#### PROBLEM DESCRIPTION:
Check each line of the listing below for the string "生活日用品", and copy the ones that have it.

#### DATA LINES:
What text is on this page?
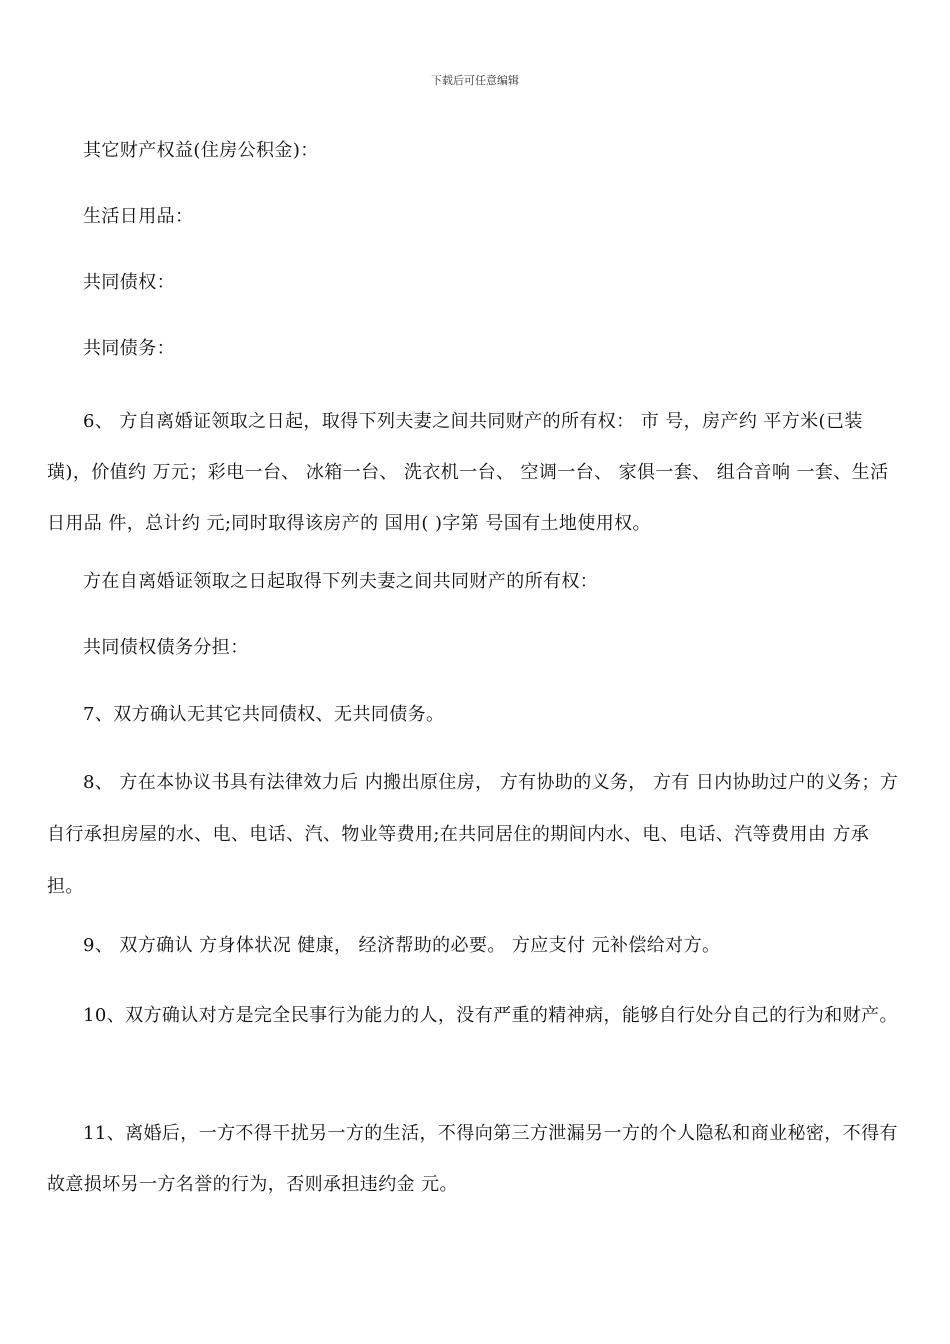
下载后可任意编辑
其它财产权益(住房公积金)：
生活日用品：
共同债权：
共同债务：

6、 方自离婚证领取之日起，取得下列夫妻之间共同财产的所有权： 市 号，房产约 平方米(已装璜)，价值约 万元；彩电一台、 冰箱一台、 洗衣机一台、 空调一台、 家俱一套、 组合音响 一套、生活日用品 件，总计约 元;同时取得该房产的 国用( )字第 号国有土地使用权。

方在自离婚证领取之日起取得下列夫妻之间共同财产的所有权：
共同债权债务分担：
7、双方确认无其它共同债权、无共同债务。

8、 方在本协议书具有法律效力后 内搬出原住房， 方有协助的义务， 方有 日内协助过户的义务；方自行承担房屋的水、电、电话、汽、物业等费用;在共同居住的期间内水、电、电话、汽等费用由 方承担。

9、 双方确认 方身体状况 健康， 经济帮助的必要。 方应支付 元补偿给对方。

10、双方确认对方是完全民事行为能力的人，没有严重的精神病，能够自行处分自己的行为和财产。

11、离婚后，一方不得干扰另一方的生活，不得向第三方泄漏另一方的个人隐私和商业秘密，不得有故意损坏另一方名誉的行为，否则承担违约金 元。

#### COMPLETE ANSWER:
生活日用品：
6、 方自离婚证领取之日起，取得下列夫妻之间共同财产的所有权： 市 号，房产约 平方米(已装璜)，价值约 万元；彩电一台、 冰箱一台、 洗衣机一台、 空调一台、 家俱一套、 组合音响 一套、生活日用品 件，总计约 元;同时取得该房产的 国用( )字第 号国有土地使用权。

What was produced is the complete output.